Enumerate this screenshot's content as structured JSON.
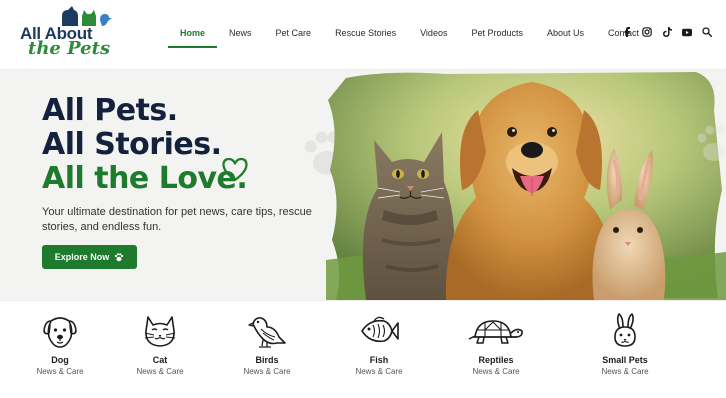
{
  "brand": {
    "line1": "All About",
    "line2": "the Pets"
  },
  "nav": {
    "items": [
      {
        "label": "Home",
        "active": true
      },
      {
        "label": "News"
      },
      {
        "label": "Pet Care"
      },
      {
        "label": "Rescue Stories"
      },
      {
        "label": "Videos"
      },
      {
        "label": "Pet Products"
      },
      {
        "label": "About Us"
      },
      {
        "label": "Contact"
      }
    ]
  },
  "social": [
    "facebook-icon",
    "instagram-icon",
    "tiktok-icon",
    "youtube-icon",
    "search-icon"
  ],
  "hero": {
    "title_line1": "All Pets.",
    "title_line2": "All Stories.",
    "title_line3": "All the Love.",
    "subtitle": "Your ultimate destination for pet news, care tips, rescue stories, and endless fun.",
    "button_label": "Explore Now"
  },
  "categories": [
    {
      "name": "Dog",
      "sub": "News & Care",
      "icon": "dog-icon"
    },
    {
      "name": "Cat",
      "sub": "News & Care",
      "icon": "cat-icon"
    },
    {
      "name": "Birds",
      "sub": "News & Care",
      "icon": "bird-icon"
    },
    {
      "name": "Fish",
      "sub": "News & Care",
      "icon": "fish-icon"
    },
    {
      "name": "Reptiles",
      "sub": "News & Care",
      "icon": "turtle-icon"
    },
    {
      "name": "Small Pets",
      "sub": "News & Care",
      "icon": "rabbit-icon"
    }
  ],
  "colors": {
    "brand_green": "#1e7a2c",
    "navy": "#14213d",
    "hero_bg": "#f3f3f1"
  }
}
^^^^
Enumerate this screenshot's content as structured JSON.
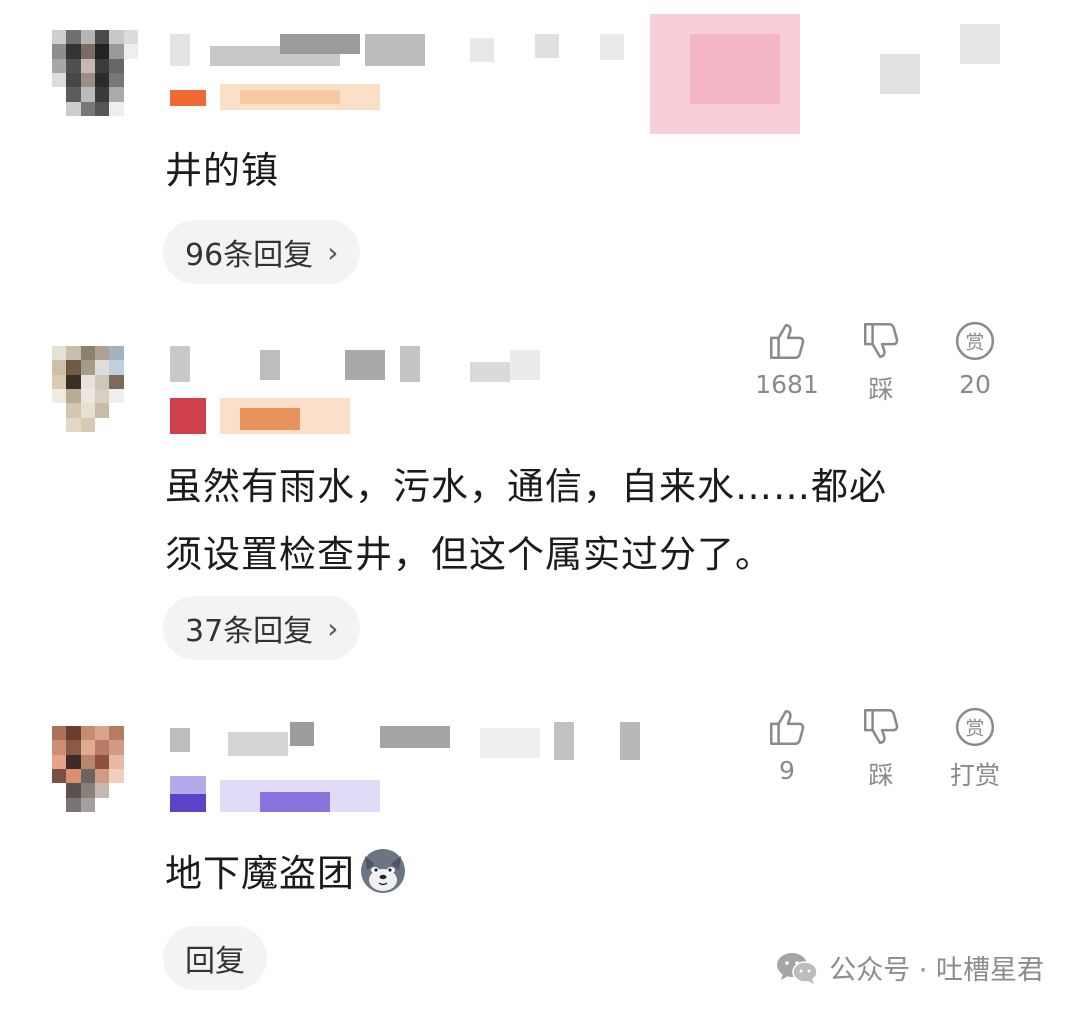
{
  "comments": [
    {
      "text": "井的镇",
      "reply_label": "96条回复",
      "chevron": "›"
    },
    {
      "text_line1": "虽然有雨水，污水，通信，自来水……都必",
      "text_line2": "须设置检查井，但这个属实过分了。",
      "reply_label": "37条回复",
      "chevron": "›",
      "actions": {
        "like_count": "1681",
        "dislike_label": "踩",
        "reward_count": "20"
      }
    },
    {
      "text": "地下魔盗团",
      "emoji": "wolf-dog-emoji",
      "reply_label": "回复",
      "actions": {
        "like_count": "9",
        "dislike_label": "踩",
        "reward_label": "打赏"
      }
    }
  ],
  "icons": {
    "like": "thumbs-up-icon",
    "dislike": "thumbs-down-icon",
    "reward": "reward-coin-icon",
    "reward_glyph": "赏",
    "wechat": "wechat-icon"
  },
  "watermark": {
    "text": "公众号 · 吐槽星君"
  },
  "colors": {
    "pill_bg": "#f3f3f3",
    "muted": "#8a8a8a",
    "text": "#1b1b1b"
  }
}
^^^^
Return only the number of lines in the data that contain "Pets".

3